_What to do:_
Write out all entries word for word.

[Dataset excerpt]
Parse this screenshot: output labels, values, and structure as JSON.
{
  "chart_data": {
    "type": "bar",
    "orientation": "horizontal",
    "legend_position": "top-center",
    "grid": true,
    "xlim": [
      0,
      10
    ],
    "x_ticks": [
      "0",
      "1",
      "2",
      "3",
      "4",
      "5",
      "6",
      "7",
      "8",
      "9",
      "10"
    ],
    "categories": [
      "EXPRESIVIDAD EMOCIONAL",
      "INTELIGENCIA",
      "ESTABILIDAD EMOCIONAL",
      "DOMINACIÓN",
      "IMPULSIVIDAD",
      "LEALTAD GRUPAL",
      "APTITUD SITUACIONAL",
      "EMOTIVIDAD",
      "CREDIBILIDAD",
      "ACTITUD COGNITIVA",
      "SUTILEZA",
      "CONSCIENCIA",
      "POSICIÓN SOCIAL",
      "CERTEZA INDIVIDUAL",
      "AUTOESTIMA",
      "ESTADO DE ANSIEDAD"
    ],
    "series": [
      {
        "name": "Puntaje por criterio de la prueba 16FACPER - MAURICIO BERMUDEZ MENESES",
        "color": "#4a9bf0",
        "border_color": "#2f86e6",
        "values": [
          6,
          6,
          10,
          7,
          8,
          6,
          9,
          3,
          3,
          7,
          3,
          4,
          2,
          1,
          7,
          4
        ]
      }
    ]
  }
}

_Exercise result:_
Parse this screenshot: output labels, values, and structure as JSON.
{
  "chart_data": {
    "type": "bar",
    "orientation": "horizontal",
    "legend_position": "top-center",
    "grid": true,
    "xlim": [
      0,
      10
    ],
    "x_ticks": [
      "0",
      "1",
      "2",
      "3",
      "4",
      "5",
      "6",
      "7",
      "8",
      "9",
      "10"
    ],
    "categories": [
      "EXPRESIVIDAD EMOCIONAL",
      "INTELIGENCIA",
      "ESTABILIDAD EMOCIONAL",
      "DOMINACIÓN",
      "IMPULSIVIDAD",
      "LEALTAD GRUPAL",
      "APTITUD SITUACIONAL",
      "EMOTIVIDAD",
      "CREDIBILIDAD",
      "ACTITUD COGNITIVA",
      "SUTILEZA",
      "CONSCIENCIA",
      "POSICIÓN SOCIAL",
      "CERTEZA INDIVIDUAL",
      "AUTOESTIMA",
      "ESTADO DE ANSIEDAD"
    ],
    "series": [
      {
        "name": "Puntaje por criterio de la prueba 16FACPER - MAURICIO BERMUDEZ MENESES",
        "color": "#4a9bf0",
        "border_color": "#2f86e6",
        "values": [
          6,
          6,
          10,
          7,
          8,
          6,
          9,
          3,
          3,
          7,
          3,
          4,
          2,
          1,
          7,
          4
        ]
      }
    ]
  }
}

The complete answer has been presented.